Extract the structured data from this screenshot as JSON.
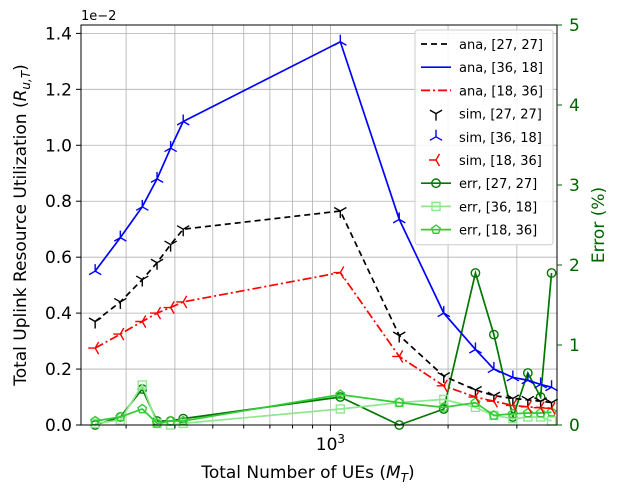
{
  "chart_data": {
    "type": "line",
    "xlabel": "Total Number of UEs (M_T)",
    "ylabel": "Total Uplink Resource Utilization (R_{u,T})",
    "y2label": "Error (%)",
    "yscale_label": "1e−2",
    "x_scale": "log",
    "xlim": [
      230,
      3800
    ],
    "ylim": [
      0,
      1.43
    ],
    "y2lim": [
      0,
      5
    ],
    "x_ticks": [
      {
        "value": 1000,
        "label": "10^3"
      }
    ],
    "y_ticks": [
      0.0,
      0.2,
      0.4,
      0.6,
      0.8,
      1.0,
      1.2,
      1.4
    ],
    "y_tick_labels": [
      "0.0",
      "0.2",
      "0.4",
      "0.6",
      "0.8",
      "1.0",
      "1.2",
      "1.4"
    ],
    "y2_ticks": [
      0,
      1,
      2,
      3,
      4,
      5
    ],
    "y2_tick_labels": [
      "0",
      "1",
      "2",
      "3",
      "4",
      "5"
    ],
    "grid": true,
    "legend_position": "top-right",
    "colors": {
      "black": "#000000",
      "blue": "#0000ff",
      "red": "#ff0000",
      "green": "#007700",
      "lightgreen": "#8fe88f",
      "limegreen": "#33cc33",
      "error_axis": "#006400"
    },
    "series": [
      {
        "name": "ana, [27, 27]",
        "axis": "left",
        "style": "ana",
        "color": "#000000",
        "dash": "6,4",
        "x": [
          250,
          290,
          330,
          360,
          390,
          420,
          1060,
          1500,
          1950,
          2350,
          2620,
          2930,
          3200,
          3450,
          3680
        ],
        "y": [
          0.37,
          0.44,
          0.52,
          0.58,
          0.645,
          0.7,
          0.765,
          0.32,
          0.175,
          0.125,
          0.105,
          0.095,
          0.09,
          0.085,
          0.08
        ]
      },
      {
        "name": "ana, [36, 18]",
        "axis": "left",
        "style": "ana",
        "color": "#0000ff",
        "dash": "",
        "x": [
          250,
          290,
          330,
          360,
          390,
          420,
          1060,
          1500,
          1950,
          2350,
          2620,
          2930,
          3200,
          3450,
          3680
        ],
        "y": [
          0.55,
          0.67,
          0.78,
          0.88,
          0.99,
          1.085,
          1.37,
          0.735,
          0.4,
          0.27,
          0.2,
          0.17,
          0.16,
          0.145,
          0.135
        ]
      },
      {
        "name": "ana, [18, 36]",
        "axis": "left",
        "style": "ana",
        "color": "#ff0000",
        "dash": "9,3,2,3",
        "x": [
          250,
          290,
          330,
          360,
          390,
          420,
          1060,
          1500,
          1950,
          2350,
          2620,
          2930,
          3200,
          3450,
          3680
        ],
        "y": [
          0.275,
          0.325,
          0.37,
          0.4,
          0.42,
          0.44,
          0.545,
          0.245,
          0.14,
          0.1,
          0.085,
          0.07,
          0.065,
          0.062,
          0.06
        ]
      },
      {
        "name": "sim, [27, 27]",
        "axis": "left",
        "style": "sim",
        "color": "#000000",
        "marker": "tri_down",
        "x": [
          250,
          290,
          330,
          360,
          390,
          420,
          1060,
          1500,
          1950,
          2350,
          2620,
          2930,
          3200,
          3450,
          3680
        ],
        "y": [
          0.37,
          0.44,
          0.52,
          0.58,
          0.645,
          0.7,
          0.765,
          0.32,
          0.175,
          0.125,
          0.105,
          0.095,
          0.09,
          0.085,
          0.08
        ]
      },
      {
        "name": "sim, [36, 18]",
        "axis": "left",
        "style": "sim",
        "color": "#0000ff",
        "marker": "tri_up",
        "x": [
          250,
          290,
          330,
          360,
          390,
          420,
          1060,
          1500,
          1950,
          2350,
          2620,
          2930,
          3200,
          3450,
          3680
        ],
        "y": [
          0.55,
          0.67,
          0.78,
          0.88,
          0.99,
          1.085,
          1.37,
          0.735,
          0.4,
          0.27,
          0.2,
          0.17,
          0.16,
          0.145,
          0.135
        ]
      },
      {
        "name": "sim, [18, 36]",
        "axis": "left",
        "style": "sim",
        "color": "#ff0000",
        "marker": "tri_left",
        "x": [
          250,
          290,
          330,
          360,
          390,
          420,
          1060,
          1500,
          1950,
          2350,
          2620,
          2930,
          3200,
          3450,
          3680
        ],
        "y": [
          0.275,
          0.325,
          0.37,
          0.4,
          0.42,
          0.44,
          0.545,
          0.245,
          0.14,
          0.1,
          0.085,
          0.07,
          0.065,
          0.062,
          0.06
        ]
      },
      {
        "name": "err, [27, 27]",
        "axis": "right",
        "style": "err",
        "color": "#007700",
        "marker": "circle",
        "x": [
          250,
          290,
          330,
          360,
          390,
          420,
          1060,
          1500,
          1950,
          2350,
          2620,
          2930,
          3200,
          3450,
          3680
        ],
        "y": [
          0.0,
          0.1,
          0.45,
          0.05,
          0.05,
          0.08,
          0.35,
          0.0,
          0.2,
          1.9,
          1.13,
          0.1,
          0.65,
          0.35,
          1.9
        ]
      },
      {
        "name": "err, [36, 18]",
        "axis": "right",
        "style": "err",
        "color": "#8fe88f",
        "marker": "square",
        "x": [
          250,
          290,
          330,
          360,
          390,
          420,
          1060,
          1500,
          1950,
          2350,
          2620,
          2930,
          3200,
          3450,
          3680
        ],
        "y": [
          0.02,
          0.06,
          0.5,
          0.02,
          0.0,
          0.02,
          0.2,
          0.28,
          0.32,
          0.22,
          0.12,
          0.08,
          0.1,
          0.1,
          0.05
        ]
      },
      {
        "name": "err, [18, 36]",
        "axis": "right",
        "style": "err",
        "color": "#33cc33",
        "marker": "pentagon",
        "x": [
          250,
          290,
          330,
          360,
          390,
          420,
          1060,
          1500,
          1950,
          2350,
          2620,
          2930,
          3200,
          3450,
          3680
        ],
        "y": [
          0.05,
          0.1,
          0.2,
          0.02,
          0.05,
          0.05,
          0.38,
          0.28,
          0.22,
          0.28,
          0.12,
          0.14,
          0.15,
          0.15,
          0.16
        ]
      }
    ]
  }
}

****

_What is asked_. State the number of lines in these entries that include the string "name". Provide nothing beyond that number.

_Answer to the problem_. 9